── Records provided
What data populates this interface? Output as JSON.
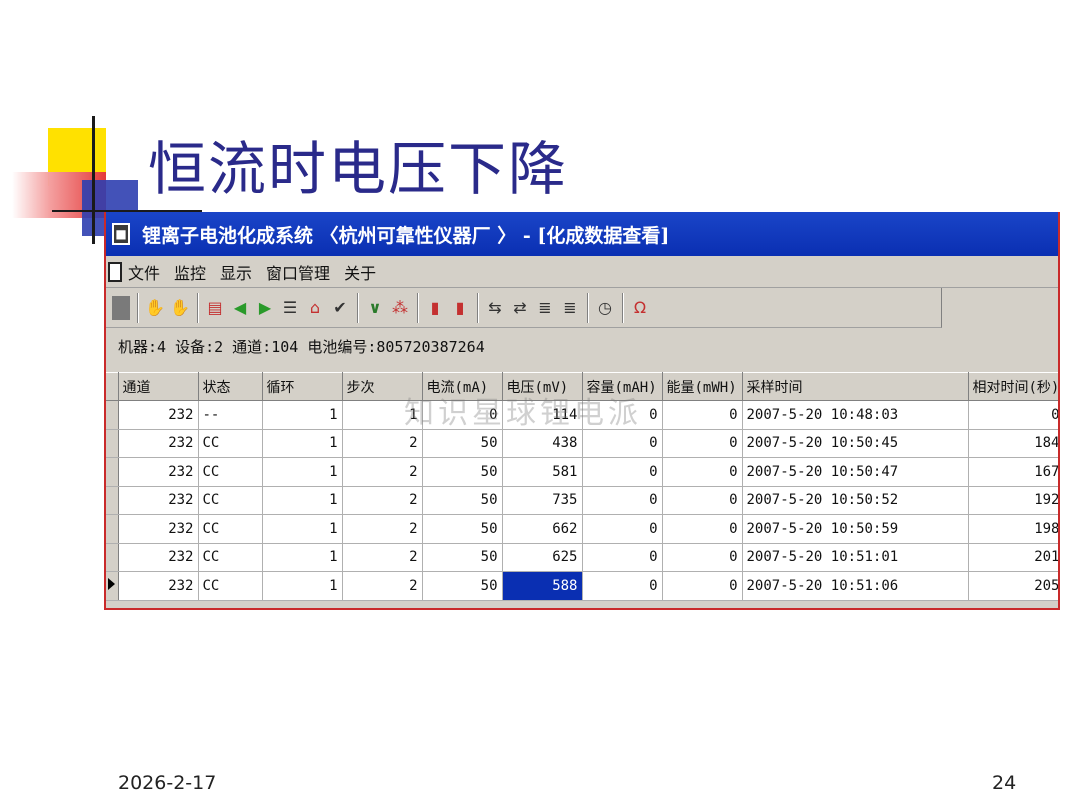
{
  "slide": {
    "title": "恒流时电压下降",
    "date": "2026-2-17",
    "page": "24",
    "watermark": "知识星球锂电派"
  },
  "window": {
    "title": "锂离子电池化成系统 〈杭州可靠性仪器厂 〉 - [化成数据查看]",
    "menu": [
      "文件",
      "监控",
      "显示",
      "窗口管理",
      "关于"
    ],
    "toolbar_icons": [
      "stop-icon",
      "sep",
      "hand-icon",
      "hand-red-icon",
      "sep",
      "monitor-icon",
      "arrow-left-icon",
      "arrow-right-icon",
      "list-icon",
      "chart-icon",
      "check-icon",
      "sep",
      "v-icon",
      "cluster-icon",
      "sep",
      "battery-red-icon",
      "battery-plus-icon",
      "sep",
      "connect-left-icon",
      "connect-right-icon",
      "cell-stack-icon",
      "cell-stack-2-icon",
      "sep",
      "clock-icon",
      "sep",
      "magnet-icon"
    ]
  },
  "info": "机器:4  设备:2  通道:104  电池编号:805720387264",
  "table": {
    "headers": [
      "通道",
      "状态",
      "循环",
      "步次",
      "电流(mA)",
      "电压(mV)",
      "容量(mAH)",
      "能量(mWH)",
      "采样时间",
      "相对时间(秒)"
    ],
    "rows": [
      [
        "232",
        "--",
        "1",
        "1",
        "0",
        "114",
        "0",
        "0",
        "2007-5-20 10:48:03",
        "0"
      ],
      [
        "232",
        "CC",
        "1",
        "2",
        "50",
        "438",
        "0",
        "0",
        "2007-5-20 10:50:45",
        "184"
      ],
      [
        "232",
        "CC",
        "1",
        "2",
        "50",
        "581",
        "0",
        "0",
        "2007-5-20 10:50:47",
        "167"
      ],
      [
        "232",
        "CC",
        "1",
        "2",
        "50",
        "735",
        "0",
        "0",
        "2007-5-20 10:50:52",
        "192"
      ],
      [
        "232",
        "CC",
        "1",
        "2",
        "50",
        "662",
        "0",
        "0",
        "2007-5-20 10:50:59",
        "198"
      ],
      [
        "232",
        "CC",
        "1",
        "2",
        "50",
        "625",
        "0",
        "0",
        "2007-5-20 10:51:01",
        "201"
      ],
      [
        "232",
        "CC",
        "1",
        "2",
        "50",
        "588",
        "0",
        "0",
        "2007-5-20 10:51:06",
        "205"
      ]
    ],
    "selected_row": 6,
    "selected_col": 5
  }
}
────
> Stated exercise
Which lines contain "right"? Copy each of them out.

> Answer to this exercise
      "arrow-right-icon",
      "connect-right-icon",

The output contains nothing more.